### Task brief
Each line in the entries below that holds the string "from" is to be listed.

### Data supplied
START
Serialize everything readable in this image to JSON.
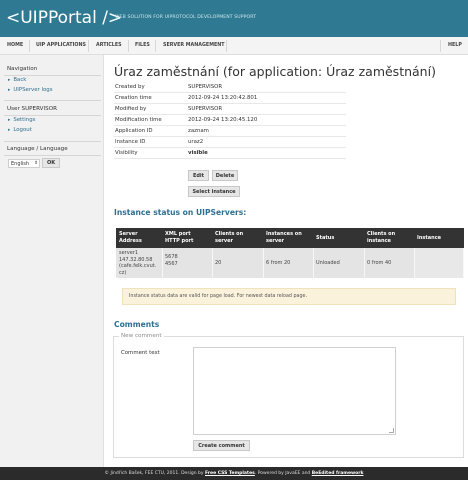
{
  "header": {
    "logo": "<UIPPortal />",
    "tagline": "WEB SOLUTION FOR UIPROTOCOL DEVELOPMENT SUPPORT"
  },
  "topnav": {
    "items": [
      "HOME",
      "UIP APPLICATIONS",
      "ARTICLES",
      "FILES",
      "SERVER MANAGEMENT"
    ],
    "help": "HELP"
  },
  "sidebar": {
    "navigation_title": "Navigation",
    "nav_links": [
      "Back",
      "UIPServer logs"
    ],
    "user_title": "User SUPERVISOR",
    "user_links": [
      "Settings",
      "Logout"
    ],
    "language_title": "Language / Language",
    "language_value": "English",
    "ok_label": "OK"
  },
  "main": {
    "title": "Úraz zaměstnání (for application: Úraz zaměstnání)",
    "details": [
      {
        "label": "Created by",
        "value": "SUPERVISOR"
      },
      {
        "label": "Creation time",
        "value": "2012-09-24 13:20:42.801"
      },
      {
        "label": "Modified by",
        "value": "SUPERVISOR"
      },
      {
        "label": "Modification time",
        "value": "2012-09-24 13:20:45.120"
      },
      {
        "label": "Application ID",
        "value": "zaznam"
      },
      {
        "label": "Instance ID",
        "value": "uraz2"
      },
      {
        "label": "Visibility",
        "value": "visible"
      }
    ],
    "edit_label": "Edit",
    "delete_label": "Delete",
    "select_instance_label": "Select instance",
    "status_title": "Instance status on UIPServers:",
    "status_table": {
      "headers": [
        [
          "Server",
          "Address"
        ],
        [
          "XML port",
          "HTTP port"
        ],
        [
          "Clients on",
          "server"
        ],
        [
          "Instances on",
          "server"
        ],
        [
          "Status"
        ],
        [
          "Clients on",
          "instance"
        ],
        [
          "Instance"
        ]
      ],
      "row": {
        "server": [
          "server1",
          "147.32.80.58",
          "(cafe.felk.cvut.",
          "cz)"
        ],
        "ports": [
          "5678",
          "4567"
        ],
        "clients_on_server": "20",
        "instances_on_server": "6 from 20",
        "status": "Unloaded",
        "clients_on_instance": "0 from 40",
        "instance": ""
      }
    },
    "notice": "Instance status data are valid for page load. For newest data reload page.",
    "comments_title": "Comments",
    "new_comment_legend": "New comment",
    "comment_text_label": "Comment text",
    "comment_value": "",
    "create_comment_label": "Create comment"
  },
  "footer": {
    "prefix": "© Jindřich Bašek, FEE CTU, 2011. Design by ",
    "link1": "Free CSS Templates",
    "middle": ". Powered by JavaEE and ",
    "link2": "BeEdited framework"
  }
}
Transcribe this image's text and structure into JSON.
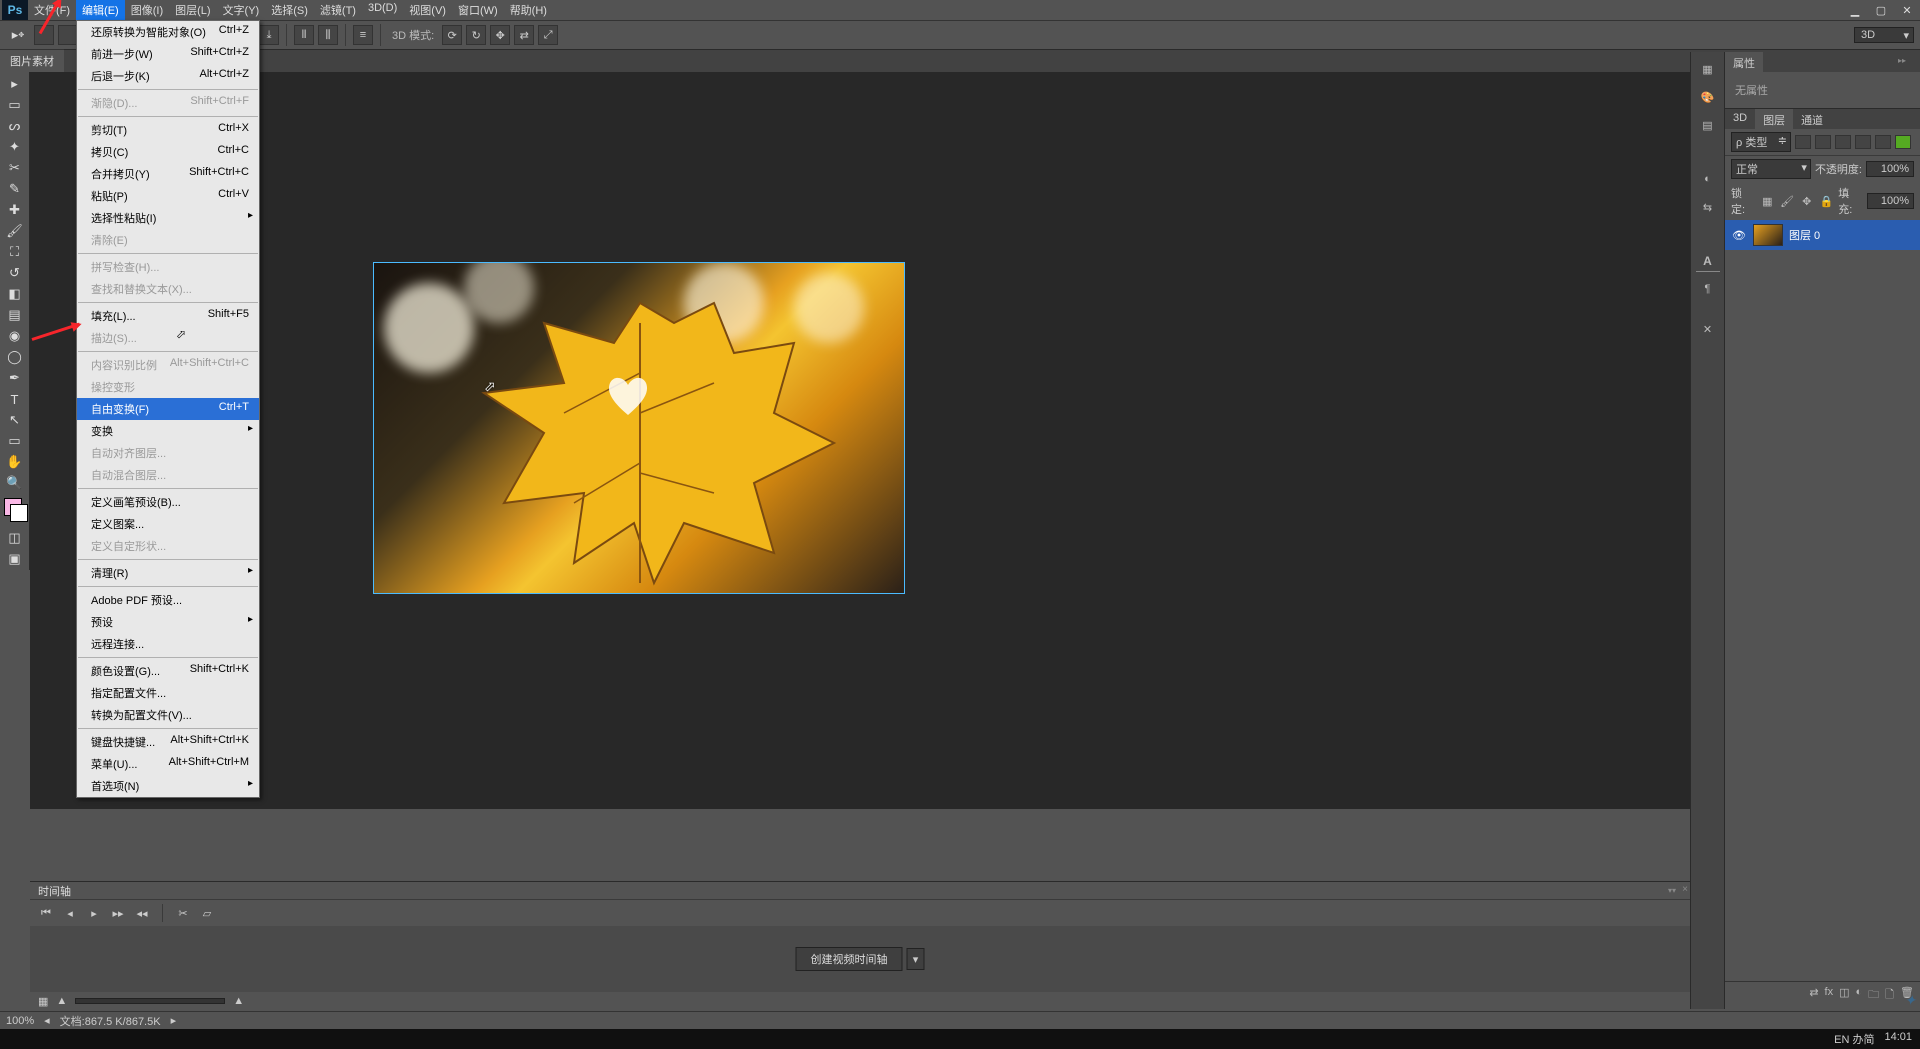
END
### Solution for this exercise
        "instances_on_server": "6 from 20",
        "clients_on_instance": "0 from 40",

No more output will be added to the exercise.